### YOUR TASK
List each line of the data that holds the word "полное".

### DATASET CONTENT
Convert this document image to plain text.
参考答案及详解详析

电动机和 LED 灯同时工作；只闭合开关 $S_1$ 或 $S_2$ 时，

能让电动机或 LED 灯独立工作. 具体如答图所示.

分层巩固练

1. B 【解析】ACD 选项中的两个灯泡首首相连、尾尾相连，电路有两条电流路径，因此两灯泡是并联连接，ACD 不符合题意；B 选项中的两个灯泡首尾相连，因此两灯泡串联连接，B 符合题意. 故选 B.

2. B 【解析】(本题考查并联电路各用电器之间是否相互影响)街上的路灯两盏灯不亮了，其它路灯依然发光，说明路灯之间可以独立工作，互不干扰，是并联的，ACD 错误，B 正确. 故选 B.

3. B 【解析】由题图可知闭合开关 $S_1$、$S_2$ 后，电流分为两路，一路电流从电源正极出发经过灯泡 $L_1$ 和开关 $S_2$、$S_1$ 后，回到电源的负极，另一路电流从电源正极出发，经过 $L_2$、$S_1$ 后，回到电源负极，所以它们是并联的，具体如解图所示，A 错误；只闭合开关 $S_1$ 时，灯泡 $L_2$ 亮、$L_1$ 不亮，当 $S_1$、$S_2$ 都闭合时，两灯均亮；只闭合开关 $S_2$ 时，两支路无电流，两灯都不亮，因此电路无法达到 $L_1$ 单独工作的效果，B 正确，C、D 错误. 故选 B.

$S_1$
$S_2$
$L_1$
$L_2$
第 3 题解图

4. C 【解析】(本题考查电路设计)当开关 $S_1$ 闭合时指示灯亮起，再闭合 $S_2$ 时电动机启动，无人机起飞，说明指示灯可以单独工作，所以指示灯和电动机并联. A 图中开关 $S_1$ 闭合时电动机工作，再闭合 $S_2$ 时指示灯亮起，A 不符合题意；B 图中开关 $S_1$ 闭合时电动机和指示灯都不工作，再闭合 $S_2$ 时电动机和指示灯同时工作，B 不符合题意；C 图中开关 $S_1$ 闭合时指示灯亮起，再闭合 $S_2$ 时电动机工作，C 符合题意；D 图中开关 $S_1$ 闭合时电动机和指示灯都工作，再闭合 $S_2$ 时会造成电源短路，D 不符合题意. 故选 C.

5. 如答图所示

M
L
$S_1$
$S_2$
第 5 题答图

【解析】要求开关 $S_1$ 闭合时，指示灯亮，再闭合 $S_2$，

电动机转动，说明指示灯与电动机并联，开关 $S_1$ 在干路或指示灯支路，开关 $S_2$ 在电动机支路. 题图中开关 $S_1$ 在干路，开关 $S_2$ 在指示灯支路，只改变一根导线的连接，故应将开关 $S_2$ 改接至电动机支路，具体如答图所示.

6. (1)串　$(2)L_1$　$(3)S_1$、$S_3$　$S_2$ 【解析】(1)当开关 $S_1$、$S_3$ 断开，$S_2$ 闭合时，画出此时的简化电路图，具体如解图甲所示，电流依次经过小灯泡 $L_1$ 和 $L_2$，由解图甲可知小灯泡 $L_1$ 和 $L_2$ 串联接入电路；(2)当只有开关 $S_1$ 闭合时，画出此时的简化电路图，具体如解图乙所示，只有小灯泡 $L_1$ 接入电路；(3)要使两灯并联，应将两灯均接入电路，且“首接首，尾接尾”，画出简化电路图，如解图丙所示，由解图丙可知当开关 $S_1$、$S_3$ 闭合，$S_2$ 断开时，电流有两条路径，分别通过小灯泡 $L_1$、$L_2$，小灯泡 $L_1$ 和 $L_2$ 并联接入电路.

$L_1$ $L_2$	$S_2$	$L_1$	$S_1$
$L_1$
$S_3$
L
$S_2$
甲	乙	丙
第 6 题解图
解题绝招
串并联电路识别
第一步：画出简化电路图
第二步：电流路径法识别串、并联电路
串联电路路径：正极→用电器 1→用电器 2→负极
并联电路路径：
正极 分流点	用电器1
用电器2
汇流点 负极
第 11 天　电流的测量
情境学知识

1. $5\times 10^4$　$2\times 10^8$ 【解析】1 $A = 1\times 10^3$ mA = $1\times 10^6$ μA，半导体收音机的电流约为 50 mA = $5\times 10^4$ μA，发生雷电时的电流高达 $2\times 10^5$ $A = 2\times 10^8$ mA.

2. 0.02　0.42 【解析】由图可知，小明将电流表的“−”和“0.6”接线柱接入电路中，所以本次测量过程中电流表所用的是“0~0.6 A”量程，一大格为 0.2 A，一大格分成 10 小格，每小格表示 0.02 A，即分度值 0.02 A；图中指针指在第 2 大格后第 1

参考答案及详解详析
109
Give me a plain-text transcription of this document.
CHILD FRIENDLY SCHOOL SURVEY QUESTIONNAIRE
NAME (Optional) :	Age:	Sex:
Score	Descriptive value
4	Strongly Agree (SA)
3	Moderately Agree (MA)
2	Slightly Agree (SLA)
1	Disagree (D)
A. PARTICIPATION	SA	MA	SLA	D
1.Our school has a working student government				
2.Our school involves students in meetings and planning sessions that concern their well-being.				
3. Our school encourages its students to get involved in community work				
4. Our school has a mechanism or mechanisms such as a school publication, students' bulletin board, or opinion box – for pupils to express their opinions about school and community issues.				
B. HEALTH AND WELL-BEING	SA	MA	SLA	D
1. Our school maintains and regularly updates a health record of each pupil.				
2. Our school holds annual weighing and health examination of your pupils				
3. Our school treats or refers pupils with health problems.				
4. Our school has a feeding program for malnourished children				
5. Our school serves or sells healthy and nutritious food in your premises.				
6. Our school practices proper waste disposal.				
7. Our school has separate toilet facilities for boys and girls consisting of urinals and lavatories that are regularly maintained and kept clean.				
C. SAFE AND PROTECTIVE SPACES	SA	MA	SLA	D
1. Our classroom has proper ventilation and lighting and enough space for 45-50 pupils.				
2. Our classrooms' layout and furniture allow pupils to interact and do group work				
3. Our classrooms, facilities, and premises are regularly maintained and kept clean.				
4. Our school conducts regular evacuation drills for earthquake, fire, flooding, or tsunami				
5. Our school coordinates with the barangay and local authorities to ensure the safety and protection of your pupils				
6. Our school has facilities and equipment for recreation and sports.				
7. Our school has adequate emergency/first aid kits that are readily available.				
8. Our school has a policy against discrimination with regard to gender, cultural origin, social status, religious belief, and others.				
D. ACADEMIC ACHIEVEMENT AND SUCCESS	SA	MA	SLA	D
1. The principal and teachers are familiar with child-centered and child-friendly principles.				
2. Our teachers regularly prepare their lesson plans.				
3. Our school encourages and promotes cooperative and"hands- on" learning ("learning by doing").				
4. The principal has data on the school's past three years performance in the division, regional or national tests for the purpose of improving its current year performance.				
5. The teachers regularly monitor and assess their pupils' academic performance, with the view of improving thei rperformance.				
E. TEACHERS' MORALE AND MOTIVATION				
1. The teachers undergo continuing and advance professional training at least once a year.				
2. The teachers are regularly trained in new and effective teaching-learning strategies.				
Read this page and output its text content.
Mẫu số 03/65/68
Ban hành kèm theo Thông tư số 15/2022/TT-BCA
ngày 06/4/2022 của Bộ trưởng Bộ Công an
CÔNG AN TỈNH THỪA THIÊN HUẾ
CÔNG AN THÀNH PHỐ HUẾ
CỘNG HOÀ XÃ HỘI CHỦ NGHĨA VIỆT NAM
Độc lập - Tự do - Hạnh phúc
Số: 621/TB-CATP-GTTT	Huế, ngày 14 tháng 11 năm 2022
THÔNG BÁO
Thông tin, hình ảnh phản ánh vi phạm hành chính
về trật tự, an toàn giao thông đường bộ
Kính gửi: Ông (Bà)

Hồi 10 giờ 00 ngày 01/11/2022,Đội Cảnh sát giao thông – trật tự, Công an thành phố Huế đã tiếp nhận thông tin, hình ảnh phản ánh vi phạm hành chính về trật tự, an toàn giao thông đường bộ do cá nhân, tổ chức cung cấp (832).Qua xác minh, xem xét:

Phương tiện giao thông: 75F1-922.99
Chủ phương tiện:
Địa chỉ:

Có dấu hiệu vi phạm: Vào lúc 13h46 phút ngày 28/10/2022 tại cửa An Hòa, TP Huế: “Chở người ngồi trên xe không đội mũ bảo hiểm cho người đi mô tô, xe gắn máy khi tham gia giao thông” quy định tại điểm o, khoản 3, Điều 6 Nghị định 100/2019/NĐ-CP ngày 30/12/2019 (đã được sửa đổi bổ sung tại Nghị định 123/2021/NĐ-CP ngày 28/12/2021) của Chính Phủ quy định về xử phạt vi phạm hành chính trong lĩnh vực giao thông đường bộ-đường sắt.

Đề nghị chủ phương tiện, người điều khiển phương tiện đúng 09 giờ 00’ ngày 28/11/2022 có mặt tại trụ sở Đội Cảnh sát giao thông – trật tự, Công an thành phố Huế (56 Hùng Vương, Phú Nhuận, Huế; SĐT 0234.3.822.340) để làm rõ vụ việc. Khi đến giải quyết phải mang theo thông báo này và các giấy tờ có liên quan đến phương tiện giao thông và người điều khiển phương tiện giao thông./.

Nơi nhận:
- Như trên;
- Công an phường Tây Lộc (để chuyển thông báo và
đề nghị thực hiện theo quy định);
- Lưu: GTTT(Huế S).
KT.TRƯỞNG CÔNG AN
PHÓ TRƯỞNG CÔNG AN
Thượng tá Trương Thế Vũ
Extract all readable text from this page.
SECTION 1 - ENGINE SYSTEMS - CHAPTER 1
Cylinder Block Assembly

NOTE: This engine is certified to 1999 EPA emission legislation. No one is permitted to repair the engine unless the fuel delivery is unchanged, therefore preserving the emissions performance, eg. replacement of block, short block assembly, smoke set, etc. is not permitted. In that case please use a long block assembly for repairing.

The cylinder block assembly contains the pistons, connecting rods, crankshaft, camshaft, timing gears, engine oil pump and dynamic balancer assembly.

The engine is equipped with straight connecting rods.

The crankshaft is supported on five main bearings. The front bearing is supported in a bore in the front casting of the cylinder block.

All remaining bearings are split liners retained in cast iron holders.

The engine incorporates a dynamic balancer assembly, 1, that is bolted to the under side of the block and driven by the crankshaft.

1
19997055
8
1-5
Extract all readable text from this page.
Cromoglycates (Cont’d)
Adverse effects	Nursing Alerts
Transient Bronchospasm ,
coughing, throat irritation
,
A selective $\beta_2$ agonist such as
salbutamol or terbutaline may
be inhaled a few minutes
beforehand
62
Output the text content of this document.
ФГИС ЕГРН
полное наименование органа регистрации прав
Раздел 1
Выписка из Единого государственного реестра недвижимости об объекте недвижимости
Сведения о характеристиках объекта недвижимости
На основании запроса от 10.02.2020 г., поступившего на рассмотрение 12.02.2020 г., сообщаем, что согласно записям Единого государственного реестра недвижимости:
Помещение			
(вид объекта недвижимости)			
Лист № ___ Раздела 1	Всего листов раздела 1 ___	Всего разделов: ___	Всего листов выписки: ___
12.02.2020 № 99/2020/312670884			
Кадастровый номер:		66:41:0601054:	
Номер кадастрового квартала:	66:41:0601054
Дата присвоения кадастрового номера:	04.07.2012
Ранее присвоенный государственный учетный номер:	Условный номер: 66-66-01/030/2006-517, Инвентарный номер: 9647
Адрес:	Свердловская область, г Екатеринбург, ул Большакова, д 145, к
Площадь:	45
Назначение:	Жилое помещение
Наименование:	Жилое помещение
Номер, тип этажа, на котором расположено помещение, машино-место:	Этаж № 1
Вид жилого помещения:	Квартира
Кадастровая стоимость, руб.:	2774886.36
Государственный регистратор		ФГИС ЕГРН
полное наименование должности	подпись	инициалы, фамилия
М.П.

### THE REPLY
полное наименование органа регистрации прав
полное наименование должности	подпись	инициалы, фамилия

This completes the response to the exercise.